Check each line of the records below and collect those holding "Revenue".

---------- Data for the task ----------

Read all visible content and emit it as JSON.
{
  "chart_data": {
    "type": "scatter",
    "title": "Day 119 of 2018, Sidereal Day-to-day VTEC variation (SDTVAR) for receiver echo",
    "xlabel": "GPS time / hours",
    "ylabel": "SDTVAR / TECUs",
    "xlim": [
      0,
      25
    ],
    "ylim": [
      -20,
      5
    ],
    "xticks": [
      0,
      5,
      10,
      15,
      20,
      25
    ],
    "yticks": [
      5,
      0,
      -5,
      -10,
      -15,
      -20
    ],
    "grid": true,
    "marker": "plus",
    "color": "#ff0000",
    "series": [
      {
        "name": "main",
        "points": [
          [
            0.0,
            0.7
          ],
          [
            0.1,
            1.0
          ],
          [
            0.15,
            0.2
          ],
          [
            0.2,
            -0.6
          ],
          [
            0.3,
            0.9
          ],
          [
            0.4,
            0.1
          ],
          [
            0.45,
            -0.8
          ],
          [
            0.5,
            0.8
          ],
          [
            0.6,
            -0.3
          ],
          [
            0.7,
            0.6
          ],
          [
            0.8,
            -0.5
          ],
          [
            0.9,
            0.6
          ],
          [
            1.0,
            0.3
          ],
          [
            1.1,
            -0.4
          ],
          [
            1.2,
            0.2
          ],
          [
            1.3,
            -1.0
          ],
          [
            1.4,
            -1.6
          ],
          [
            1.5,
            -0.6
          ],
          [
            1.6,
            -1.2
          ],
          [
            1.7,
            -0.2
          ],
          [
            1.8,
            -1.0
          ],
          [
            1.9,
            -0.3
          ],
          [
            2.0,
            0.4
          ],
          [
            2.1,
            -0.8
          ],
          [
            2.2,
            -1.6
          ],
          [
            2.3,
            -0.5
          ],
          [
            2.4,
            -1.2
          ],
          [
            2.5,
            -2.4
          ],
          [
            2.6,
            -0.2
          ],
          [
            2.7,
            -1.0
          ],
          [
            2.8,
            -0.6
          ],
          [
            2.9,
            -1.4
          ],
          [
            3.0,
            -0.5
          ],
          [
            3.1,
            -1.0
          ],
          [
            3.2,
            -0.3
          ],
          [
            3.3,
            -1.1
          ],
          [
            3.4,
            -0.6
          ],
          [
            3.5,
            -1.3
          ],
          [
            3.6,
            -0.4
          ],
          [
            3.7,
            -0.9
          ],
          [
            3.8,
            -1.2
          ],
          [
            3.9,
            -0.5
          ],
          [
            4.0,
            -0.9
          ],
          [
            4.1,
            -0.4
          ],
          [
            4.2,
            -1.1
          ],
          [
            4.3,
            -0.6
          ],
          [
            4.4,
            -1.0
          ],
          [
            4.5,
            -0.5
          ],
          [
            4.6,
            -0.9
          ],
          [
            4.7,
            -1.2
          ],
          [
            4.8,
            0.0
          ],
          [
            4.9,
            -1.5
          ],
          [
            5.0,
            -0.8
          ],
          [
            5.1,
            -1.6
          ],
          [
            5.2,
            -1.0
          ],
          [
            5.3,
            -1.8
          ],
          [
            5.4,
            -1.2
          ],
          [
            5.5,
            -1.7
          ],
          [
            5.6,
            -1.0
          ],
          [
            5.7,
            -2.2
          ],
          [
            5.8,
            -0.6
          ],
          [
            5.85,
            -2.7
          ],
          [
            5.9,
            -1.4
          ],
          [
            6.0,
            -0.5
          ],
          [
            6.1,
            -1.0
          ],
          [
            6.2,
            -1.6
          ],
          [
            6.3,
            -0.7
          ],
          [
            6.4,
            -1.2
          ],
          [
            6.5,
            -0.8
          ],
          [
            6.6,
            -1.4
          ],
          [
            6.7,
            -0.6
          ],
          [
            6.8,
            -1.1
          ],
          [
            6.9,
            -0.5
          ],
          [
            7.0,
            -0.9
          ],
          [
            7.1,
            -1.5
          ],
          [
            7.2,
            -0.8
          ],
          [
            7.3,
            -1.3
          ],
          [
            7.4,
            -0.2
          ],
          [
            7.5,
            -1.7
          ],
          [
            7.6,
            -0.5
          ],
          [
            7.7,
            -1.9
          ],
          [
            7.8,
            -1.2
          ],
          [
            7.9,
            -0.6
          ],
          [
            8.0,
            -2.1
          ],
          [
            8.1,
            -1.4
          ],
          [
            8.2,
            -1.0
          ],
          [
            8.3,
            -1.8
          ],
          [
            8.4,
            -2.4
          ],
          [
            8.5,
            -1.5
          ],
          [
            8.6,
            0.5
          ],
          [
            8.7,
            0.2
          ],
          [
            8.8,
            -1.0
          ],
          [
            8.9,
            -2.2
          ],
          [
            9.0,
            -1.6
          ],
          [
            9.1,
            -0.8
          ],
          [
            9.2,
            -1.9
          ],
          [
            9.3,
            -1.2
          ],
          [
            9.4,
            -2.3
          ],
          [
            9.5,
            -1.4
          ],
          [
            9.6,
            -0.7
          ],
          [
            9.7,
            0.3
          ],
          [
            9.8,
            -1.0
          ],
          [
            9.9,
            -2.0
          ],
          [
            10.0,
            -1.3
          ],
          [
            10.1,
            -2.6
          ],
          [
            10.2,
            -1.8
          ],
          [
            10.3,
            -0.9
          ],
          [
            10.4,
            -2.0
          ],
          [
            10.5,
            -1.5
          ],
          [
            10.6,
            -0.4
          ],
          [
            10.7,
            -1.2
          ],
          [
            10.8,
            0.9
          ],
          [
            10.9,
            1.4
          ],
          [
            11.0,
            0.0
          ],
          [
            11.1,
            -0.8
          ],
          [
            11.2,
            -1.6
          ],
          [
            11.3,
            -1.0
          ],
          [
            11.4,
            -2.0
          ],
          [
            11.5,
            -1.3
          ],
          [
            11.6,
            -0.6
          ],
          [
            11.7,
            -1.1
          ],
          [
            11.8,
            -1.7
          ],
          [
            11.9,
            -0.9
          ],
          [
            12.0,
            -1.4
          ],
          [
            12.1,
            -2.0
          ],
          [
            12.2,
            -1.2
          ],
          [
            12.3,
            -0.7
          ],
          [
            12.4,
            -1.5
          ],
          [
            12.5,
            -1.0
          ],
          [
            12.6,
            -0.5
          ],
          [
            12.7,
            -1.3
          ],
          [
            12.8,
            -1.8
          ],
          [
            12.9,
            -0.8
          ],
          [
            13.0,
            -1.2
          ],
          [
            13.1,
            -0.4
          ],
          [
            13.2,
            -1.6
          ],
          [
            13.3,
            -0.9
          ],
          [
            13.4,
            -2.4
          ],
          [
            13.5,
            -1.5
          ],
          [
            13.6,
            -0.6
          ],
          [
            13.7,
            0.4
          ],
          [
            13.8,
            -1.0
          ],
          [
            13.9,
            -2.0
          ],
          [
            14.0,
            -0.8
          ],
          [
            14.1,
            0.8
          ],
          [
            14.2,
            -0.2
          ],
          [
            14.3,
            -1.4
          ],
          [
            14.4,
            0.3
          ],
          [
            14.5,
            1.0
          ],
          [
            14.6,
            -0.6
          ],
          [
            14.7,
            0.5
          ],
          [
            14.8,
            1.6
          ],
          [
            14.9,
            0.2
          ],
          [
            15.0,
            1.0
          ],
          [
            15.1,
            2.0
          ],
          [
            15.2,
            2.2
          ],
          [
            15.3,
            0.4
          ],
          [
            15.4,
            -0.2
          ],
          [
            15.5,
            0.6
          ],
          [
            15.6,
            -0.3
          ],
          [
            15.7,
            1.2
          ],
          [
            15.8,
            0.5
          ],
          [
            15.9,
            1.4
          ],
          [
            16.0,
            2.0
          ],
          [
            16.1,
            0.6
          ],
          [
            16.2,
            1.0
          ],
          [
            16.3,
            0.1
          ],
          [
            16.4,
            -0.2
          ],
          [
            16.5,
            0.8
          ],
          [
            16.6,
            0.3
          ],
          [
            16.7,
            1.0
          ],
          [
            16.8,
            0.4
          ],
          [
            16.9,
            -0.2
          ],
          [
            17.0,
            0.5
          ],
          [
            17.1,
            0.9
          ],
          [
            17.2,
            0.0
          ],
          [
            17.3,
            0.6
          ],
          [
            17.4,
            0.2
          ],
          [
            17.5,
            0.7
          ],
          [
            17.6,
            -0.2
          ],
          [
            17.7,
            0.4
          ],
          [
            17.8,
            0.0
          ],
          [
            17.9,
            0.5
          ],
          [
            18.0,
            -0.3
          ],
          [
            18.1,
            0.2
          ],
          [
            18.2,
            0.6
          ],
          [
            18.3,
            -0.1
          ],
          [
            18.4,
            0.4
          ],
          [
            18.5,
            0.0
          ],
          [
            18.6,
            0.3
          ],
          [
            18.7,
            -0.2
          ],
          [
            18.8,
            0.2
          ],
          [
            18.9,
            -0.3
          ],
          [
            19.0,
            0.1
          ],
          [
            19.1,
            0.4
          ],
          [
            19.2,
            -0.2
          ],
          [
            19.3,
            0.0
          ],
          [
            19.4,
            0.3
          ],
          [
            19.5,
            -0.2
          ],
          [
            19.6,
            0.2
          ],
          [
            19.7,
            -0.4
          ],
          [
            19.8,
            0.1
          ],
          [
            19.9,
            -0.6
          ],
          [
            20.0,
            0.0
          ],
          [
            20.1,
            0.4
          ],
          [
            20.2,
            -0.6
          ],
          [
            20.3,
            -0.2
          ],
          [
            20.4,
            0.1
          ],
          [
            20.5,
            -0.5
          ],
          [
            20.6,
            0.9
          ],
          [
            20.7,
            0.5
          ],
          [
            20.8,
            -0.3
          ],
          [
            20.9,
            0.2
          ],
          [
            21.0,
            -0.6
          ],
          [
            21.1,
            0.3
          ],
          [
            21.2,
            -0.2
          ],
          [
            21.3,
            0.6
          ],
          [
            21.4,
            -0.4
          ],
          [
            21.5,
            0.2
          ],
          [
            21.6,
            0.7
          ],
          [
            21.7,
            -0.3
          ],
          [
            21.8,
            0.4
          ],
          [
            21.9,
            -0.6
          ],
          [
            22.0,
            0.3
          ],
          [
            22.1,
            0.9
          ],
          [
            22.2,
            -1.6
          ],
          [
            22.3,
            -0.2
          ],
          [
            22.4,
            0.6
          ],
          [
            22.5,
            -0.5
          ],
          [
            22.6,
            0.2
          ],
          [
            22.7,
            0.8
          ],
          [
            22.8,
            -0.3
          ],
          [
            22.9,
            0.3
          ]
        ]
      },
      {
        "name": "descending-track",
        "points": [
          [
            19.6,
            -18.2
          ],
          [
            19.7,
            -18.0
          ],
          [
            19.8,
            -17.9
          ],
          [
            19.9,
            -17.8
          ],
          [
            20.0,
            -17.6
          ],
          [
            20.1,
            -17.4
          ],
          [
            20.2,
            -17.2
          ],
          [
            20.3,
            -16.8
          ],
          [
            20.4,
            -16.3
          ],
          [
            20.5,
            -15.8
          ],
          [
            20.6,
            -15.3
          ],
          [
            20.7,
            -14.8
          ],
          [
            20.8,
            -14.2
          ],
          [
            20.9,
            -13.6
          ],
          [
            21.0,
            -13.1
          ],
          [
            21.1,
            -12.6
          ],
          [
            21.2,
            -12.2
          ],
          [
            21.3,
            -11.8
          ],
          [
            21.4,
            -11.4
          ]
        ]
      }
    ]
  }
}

----------
---------- Data for the task ----------

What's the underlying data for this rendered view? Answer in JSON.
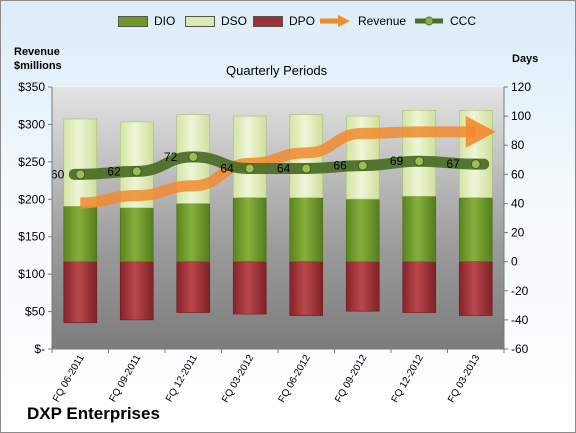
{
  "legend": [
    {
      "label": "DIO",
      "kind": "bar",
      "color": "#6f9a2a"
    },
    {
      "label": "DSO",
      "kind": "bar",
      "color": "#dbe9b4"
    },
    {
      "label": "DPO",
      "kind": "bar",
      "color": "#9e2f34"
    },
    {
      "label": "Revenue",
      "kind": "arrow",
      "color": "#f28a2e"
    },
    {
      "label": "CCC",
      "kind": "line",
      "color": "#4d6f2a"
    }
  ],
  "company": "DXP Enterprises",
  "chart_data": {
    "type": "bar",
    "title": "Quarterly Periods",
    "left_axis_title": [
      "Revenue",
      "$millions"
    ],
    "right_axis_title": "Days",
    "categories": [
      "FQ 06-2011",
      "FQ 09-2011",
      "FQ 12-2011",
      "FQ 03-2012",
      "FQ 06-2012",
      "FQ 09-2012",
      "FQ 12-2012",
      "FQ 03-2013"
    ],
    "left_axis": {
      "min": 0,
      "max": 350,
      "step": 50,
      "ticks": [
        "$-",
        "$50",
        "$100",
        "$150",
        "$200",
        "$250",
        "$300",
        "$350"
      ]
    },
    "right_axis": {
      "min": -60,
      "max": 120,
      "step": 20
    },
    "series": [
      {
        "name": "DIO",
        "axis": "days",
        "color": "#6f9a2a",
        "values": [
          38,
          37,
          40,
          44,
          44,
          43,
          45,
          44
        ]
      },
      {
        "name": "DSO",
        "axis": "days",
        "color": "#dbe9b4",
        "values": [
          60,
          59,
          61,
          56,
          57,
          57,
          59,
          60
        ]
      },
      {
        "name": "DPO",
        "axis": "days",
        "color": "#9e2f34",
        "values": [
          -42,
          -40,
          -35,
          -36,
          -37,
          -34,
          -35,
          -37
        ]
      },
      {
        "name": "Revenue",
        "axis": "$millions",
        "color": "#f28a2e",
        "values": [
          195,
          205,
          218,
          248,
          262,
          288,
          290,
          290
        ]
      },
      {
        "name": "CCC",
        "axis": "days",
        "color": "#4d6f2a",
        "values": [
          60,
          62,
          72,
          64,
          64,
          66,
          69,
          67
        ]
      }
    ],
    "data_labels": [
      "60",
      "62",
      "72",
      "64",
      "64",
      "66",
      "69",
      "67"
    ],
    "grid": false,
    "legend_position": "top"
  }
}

----------
---------- Data for the task ----------

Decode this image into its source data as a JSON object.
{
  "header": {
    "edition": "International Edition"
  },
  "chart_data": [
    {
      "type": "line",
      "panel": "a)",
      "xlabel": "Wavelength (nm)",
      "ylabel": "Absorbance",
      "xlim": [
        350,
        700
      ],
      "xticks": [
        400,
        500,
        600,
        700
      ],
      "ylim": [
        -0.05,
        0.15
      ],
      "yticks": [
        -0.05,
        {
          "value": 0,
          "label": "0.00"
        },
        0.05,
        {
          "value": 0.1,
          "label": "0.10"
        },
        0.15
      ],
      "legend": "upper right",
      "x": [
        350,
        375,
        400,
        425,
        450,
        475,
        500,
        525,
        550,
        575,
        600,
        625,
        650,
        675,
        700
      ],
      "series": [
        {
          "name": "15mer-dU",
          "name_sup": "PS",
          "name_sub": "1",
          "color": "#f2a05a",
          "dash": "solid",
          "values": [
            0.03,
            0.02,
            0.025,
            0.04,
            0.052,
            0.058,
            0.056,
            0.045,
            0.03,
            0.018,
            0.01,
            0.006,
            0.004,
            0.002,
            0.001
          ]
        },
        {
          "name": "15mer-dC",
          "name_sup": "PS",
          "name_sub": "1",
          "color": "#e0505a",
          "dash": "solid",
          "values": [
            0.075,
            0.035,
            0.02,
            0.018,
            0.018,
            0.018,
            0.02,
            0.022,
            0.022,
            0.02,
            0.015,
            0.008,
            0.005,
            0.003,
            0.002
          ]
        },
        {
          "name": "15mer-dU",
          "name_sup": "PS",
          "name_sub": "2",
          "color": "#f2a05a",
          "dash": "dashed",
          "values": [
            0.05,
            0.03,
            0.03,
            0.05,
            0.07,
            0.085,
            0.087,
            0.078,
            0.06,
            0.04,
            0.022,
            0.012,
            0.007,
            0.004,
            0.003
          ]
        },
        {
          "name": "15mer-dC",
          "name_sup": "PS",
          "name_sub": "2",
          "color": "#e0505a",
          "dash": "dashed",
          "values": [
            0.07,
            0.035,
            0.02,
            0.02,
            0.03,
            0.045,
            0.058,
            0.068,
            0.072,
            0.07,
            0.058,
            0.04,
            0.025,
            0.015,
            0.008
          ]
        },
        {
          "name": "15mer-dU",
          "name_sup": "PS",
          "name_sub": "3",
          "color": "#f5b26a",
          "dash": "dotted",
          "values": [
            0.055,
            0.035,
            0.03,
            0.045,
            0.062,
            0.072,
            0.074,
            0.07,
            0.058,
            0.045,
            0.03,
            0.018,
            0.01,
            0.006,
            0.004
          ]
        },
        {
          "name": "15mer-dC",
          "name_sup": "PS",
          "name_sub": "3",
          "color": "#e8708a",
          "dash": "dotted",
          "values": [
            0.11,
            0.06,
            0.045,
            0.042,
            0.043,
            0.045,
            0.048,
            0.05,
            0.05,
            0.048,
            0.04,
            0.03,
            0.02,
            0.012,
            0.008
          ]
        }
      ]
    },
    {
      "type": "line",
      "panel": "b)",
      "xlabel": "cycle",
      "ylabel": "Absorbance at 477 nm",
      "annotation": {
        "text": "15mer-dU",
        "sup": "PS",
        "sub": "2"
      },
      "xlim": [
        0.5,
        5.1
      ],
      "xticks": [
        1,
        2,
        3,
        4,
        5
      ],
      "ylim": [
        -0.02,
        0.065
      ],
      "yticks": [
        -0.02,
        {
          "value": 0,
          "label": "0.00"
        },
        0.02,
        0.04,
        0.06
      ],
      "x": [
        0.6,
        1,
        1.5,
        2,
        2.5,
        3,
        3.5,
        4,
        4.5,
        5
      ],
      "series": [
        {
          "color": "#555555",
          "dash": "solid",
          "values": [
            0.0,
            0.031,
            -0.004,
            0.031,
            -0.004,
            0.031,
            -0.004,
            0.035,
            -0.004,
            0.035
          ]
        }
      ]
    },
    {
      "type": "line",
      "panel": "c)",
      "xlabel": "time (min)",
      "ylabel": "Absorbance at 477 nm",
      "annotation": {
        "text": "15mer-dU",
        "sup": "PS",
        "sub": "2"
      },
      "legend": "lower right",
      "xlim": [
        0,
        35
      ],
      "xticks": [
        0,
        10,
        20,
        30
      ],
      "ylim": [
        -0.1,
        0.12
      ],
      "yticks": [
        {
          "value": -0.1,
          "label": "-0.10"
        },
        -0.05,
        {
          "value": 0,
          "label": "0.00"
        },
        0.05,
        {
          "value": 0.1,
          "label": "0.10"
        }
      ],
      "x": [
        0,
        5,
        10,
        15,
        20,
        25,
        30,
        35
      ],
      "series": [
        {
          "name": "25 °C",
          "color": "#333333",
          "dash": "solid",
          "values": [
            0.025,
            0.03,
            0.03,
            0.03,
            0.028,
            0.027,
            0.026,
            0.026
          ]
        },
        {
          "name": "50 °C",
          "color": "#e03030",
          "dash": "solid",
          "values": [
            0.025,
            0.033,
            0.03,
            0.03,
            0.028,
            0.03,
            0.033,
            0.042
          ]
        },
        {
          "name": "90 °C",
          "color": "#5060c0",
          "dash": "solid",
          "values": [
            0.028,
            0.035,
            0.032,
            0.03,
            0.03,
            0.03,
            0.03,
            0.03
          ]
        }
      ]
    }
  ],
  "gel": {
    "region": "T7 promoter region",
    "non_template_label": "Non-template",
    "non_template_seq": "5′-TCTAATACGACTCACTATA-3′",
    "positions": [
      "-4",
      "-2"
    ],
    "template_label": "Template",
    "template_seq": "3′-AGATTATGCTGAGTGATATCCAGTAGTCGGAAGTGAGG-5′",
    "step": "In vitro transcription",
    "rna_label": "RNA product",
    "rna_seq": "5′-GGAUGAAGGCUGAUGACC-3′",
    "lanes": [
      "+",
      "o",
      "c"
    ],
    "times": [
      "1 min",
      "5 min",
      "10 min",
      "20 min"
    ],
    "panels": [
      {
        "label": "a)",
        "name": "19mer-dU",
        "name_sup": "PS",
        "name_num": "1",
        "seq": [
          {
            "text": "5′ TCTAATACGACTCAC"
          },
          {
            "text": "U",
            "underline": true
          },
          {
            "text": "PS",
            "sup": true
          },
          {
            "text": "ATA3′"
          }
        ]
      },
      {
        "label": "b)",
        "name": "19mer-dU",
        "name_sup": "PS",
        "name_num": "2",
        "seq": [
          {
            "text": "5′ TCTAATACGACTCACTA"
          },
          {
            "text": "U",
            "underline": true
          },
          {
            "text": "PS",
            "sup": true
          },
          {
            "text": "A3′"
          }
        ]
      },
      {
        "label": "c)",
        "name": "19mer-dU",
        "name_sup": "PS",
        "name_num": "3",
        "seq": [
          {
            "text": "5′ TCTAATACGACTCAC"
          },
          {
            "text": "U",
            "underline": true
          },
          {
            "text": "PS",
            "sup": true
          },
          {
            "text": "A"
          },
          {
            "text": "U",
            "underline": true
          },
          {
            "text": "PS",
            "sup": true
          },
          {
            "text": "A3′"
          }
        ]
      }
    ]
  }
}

----------

» Written answer:
      "label": "Revenue",
      "Revenue",
        "name": "Revenue",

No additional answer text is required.